[Start of Stored records]
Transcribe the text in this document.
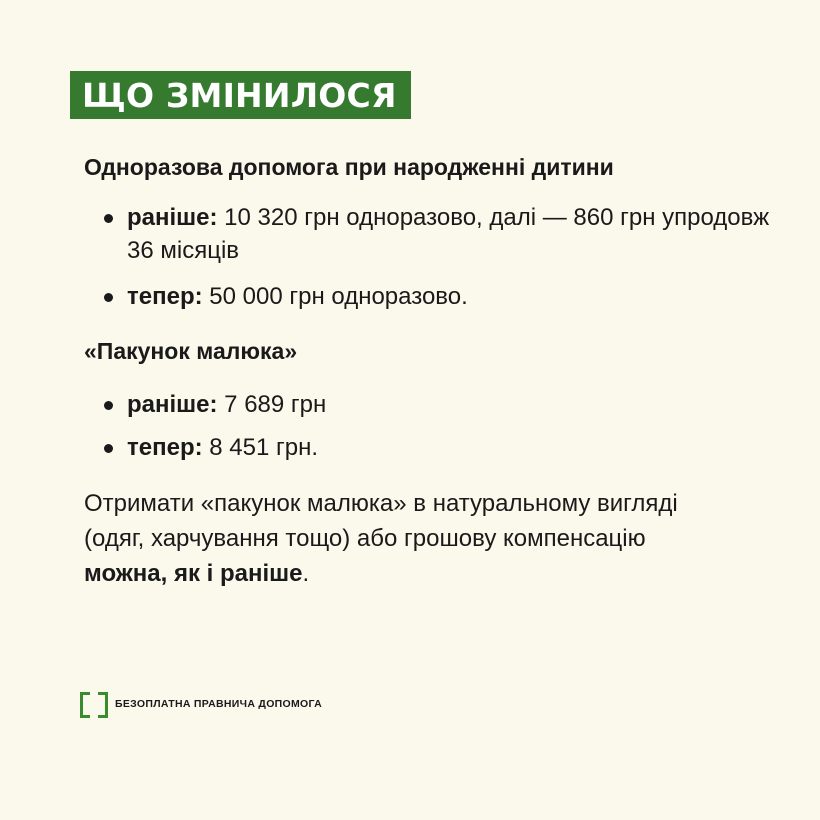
ЩО ЗМІНИЛОСЯ

Одноразова допомога при народженні дитини

раніше: 10 320 грн одноразово, далі — 860 грн упродовж 36 місяців
тепер: 50 000 грн одноразово.

«Пакунок малюка»

раніше: 7 689 грн
тепер: 8 451 грн.

Отримати «пакунок малюка» в натуральному вигляді (одяг, харчування тощо) або грошову компенсацію можна, як і раніше.

БЕЗОПЛАТНА ПРАВНИЧА ДОПОМОГА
[End of Stored records]
[Written problem]
From the entries above, copy every line containing the word "одноразово".

[The response]
раніше: 10 320 грн одноразово, далі — 860 грн упродовж 36 місяців
тепер: 50 000 грн одноразово.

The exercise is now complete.